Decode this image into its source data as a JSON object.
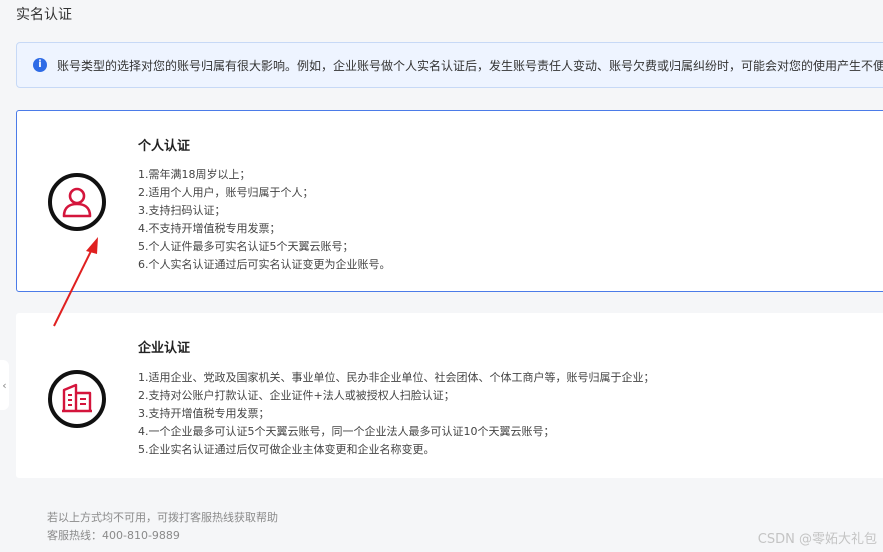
{
  "page": {
    "title": "实名认证"
  },
  "notice": {
    "icon": "info-icon",
    "text": "账号类型的选择对您的账号归属有很大影响。例如，企业账号做个人实名认证后，发生账号责任人变动、账号欠费或归属纠纷时，可能会对您的使用产生不便"
  },
  "personal": {
    "title": "个人认证",
    "icon": "person-icon",
    "items": [
      "1.需年满18周岁以上；",
      "2.适用个人用户，账号归属于个人；",
      "3.支持扫码认证；",
      "4.不支持开增值税专用发票；",
      "5.个人证件最多可实名认证5个天翼云账号；",
      "6.个人实名认证通过后可实名认证变更为企业账号。"
    ]
  },
  "enterprise": {
    "title": "企业认证",
    "icon": "building-icon",
    "items": [
      "1.适用企业、党政及国家机关、事业单位、民办非企业单位、社会团体、个体工商户等，账号归属于企业；",
      "2.支持对公账户打款认证、企业证件+法人或被授权人扫脸认证；",
      "3.支持开增值税专用发票；",
      "4.一个企业最多可认证5个天翼云账号，同一个企业法人最多可认证10个天翼云账号；",
      "5.企业实名认证通过后仅可做企业主体变更和企业名称变更。"
    ]
  },
  "footer": {
    "note": "若以上方式均不可用，可拨打客服热线获取帮助",
    "hotline": "客服热线：400-810-9889"
  },
  "watermark": "CSDN @零妬大礼包",
  "colors": {
    "accent": "#d4153c",
    "selected_border": "#4b7be8",
    "info": "#2e6be6"
  }
}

§ DIRECTIONS
Pictures are to be left out; the records above must be repeated word for word.

§ WRITTEN REPLY
Decode this image into its source data as a JSON object.
{
  "page": {
    "title": "实名认证"
  },
  "notice": {
    "icon": "info-icon",
    "text": "账号类型的选择对您的账号归属有很大影响。例如，企业账号做个人实名认证后，发生账号责任人变动、账号欠费或归属纠纷时，可能会对您的使用产生不便"
  },
  "personal": {
    "title": "个人认证",
    "icon": "person-icon",
    "items": [
      "1.需年满18周岁以上；",
      "2.适用个人用户，账号归属于个人；",
      "3.支持扫码认证；",
      "4.不支持开增值税专用发票；",
      "5.个人证件最多可实名认证5个天翼云账号；",
      "6.个人实名认证通过后可实名认证变更为企业账号。"
    ]
  },
  "enterprise": {
    "title": "企业认证",
    "icon": "building-icon",
    "items": [
      "1.适用企业、党政及国家机关、事业单位、民办非企业单位、社会团体、个体工商户等，账号归属于企业；",
      "2.支持对公账户打款认证、企业证件+法人或被授权人扫脸认证；",
      "3.支持开增值税专用发票；",
      "4.一个企业最多可认证5个天翼云账号，同一个企业法人最多可认证10个天翼云账号；",
      "5.企业实名认证通过后仅可做企业主体变更和企业名称变更。"
    ]
  },
  "footer": {
    "note": "若以上方式均不可用，可拨打客服热线获取帮助",
    "hotline": "客服热线：400-810-9889"
  },
  "watermark": "CSDN @零妬大礼包",
  "colors": {
    "accent": "#d4153c",
    "selected_border": "#4b7be8",
    "info": "#2e6be6"
  }
}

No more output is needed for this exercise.